__DATA IN THIS EXERCISE__:

'''

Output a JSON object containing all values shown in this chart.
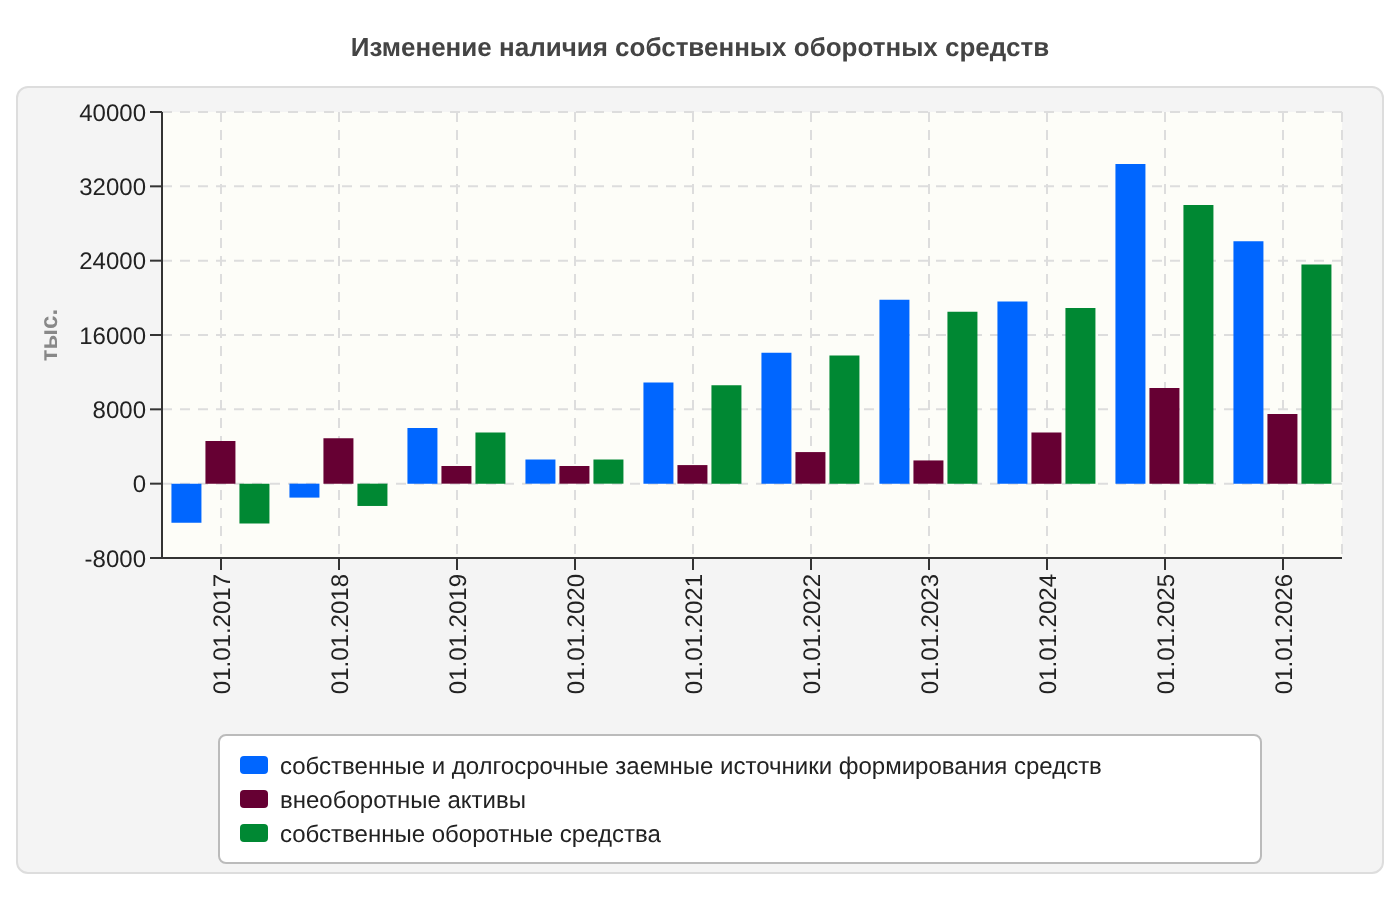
{
  "chart_data": {
    "type": "bar",
    "title": "Изменение наличия собственных оборотных средств",
    "ylabel": "тыс.",
    "categories": [
      "01.01.2017",
      "01.01.2018",
      "01.01.2019",
      "01.01.2020",
      "01.01.2021",
      "01.01.2022",
      "01.01.2023",
      "01.01.2024",
      "01.01.2025",
      "01.01.2026"
    ],
    "series": [
      {
        "name": "собственные и долгосрочные заемные источники формирования средств",
        "color": "#0066ff",
        "values": [
          -4200,
          -1500,
          6000,
          2600,
          10900,
          14100,
          19800,
          19600,
          34400,
          26100
        ]
      },
      {
        "name": "внеоборотные активы",
        "color": "#660033",
        "values": [
          4600,
          4900,
          1900,
          1900,
          2000,
          3400,
          2500,
          5500,
          10300,
          7500
        ]
      },
      {
        "name": "собственные оборотные средства",
        "color": "#008833",
        "values": [
          -4300,
          -2400,
          5500,
          2600,
          10600,
          13800,
          18500,
          18900,
          30000,
          23600
        ]
      }
    ],
    "ylim": [
      -8000,
      40000
    ],
    "yticks": [
      -8000,
      0,
      8000,
      16000,
      24000,
      32000,
      40000
    ],
    "grid": true,
    "legend": "bottom"
  }
}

'''

__WHAT IS REQUIRED__: Transcribe all of the material exactly, leaving out whatever pictures it contains.

__SOLVED PROBLEM__:
Output a JSON object containing all values shown in this chart.
{
  "chart_data": {
    "type": "bar",
    "title": "Изменение наличия собственных оборотных средств",
    "ylabel": "тыс.",
    "categories": [
      "01.01.2017",
      "01.01.2018",
      "01.01.2019",
      "01.01.2020",
      "01.01.2021",
      "01.01.2022",
      "01.01.2023",
      "01.01.2024",
      "01.01.2025",
      "01.01.2026"
    ],
    "series": [
      {
        "name": "собственные и долгосрочные заемные источники формирования средств",
        "color": "#0066ff",
        "values": [
          -4200,
          -1500,
          6000,
          2600,
          10900,
          14100,
          19800,
          19600,
          34400,
          26100
        ]
      },
      {
        "name": "внеоборотные активы",
        "color": "#660033",
        "values": [
          4600,
          4900,
          1900,
          1900,
          2000,
          3400,
          2500,
          5500,
          10300,
          7500
        ]
      },
      {
        "name": "собственные оборотные средства",
        "color": "#008833",
        "values": [
          -4300,
          -2400,
          5500,
          2600,
          10600,
          13800,
          18500,
          18900,
          30000,
          23600
        ]
      }
    ],
    "ylim": [
      -8000,
      40000
    ],
    "yticks": [
      -8000,
      0,
      8000,
      16000,
      24000,
      32000,
      40000
    ],
    "grid": true,
    "legend": "bottom"
  }
}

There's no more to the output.